--- start of Entries provided ---

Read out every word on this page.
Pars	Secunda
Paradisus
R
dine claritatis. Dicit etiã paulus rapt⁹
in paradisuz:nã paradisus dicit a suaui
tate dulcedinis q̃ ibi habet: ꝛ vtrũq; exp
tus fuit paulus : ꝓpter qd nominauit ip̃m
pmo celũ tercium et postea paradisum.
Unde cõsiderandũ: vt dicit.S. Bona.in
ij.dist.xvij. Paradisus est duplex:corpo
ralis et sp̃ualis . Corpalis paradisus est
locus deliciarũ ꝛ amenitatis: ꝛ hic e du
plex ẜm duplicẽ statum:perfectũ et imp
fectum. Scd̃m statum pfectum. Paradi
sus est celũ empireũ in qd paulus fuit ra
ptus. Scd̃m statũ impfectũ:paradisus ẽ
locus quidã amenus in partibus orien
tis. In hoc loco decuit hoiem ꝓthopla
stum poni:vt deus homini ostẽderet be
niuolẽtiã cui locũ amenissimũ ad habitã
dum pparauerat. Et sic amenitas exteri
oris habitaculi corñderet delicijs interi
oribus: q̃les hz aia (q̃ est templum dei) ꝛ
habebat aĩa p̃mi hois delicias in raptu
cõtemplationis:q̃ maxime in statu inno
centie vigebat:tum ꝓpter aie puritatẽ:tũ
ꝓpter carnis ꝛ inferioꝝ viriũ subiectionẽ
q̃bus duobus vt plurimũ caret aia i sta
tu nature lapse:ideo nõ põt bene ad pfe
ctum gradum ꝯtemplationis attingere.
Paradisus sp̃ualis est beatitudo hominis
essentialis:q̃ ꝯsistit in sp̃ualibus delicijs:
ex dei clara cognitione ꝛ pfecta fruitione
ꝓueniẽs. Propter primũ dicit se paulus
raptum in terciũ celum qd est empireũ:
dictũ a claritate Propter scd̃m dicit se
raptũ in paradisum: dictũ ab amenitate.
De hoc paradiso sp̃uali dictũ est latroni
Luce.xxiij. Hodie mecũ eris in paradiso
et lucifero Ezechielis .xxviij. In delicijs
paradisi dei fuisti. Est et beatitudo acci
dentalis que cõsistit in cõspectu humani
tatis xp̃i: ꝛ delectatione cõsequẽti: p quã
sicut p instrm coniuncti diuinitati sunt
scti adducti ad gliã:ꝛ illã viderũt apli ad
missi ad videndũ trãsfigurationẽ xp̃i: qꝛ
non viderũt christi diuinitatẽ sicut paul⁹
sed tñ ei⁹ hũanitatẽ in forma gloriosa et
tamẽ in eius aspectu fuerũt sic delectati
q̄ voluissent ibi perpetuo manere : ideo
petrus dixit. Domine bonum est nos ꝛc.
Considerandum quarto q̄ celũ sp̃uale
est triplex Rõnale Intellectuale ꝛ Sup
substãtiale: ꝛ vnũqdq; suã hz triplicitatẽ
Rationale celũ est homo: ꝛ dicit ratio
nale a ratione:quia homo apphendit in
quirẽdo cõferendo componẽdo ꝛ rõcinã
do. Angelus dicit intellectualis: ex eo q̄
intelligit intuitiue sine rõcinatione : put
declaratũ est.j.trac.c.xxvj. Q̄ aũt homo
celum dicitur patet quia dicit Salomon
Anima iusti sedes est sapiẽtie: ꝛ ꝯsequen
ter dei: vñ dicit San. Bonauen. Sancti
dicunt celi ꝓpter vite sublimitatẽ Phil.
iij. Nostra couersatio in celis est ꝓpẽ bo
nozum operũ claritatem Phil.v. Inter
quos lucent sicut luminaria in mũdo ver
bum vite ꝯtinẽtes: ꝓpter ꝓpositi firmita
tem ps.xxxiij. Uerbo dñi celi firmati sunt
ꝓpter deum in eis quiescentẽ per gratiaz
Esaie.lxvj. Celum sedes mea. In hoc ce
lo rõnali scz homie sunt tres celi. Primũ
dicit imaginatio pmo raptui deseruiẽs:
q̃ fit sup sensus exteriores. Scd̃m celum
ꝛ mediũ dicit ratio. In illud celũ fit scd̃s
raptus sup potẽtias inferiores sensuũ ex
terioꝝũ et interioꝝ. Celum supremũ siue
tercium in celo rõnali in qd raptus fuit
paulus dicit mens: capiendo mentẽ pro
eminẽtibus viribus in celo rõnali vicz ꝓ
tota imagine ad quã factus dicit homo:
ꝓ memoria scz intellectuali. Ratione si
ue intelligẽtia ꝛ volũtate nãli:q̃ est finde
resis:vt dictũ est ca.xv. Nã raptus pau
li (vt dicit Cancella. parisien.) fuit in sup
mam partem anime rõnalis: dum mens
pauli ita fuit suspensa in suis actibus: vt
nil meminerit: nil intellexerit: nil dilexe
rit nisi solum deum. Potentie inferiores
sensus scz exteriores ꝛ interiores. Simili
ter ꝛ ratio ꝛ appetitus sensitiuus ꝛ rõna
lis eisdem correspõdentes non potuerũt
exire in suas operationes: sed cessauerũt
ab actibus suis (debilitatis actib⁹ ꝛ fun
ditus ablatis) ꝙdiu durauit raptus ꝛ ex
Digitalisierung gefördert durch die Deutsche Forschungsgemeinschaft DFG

--- end of Entries provided ---

◆ Do this: Extract all lines containing the word "sensus".

◆ Written answer:
q̃ fit sup sensus exteriores. Scd̃m celum
sensus scz exteriores ꝛ interiores. Simili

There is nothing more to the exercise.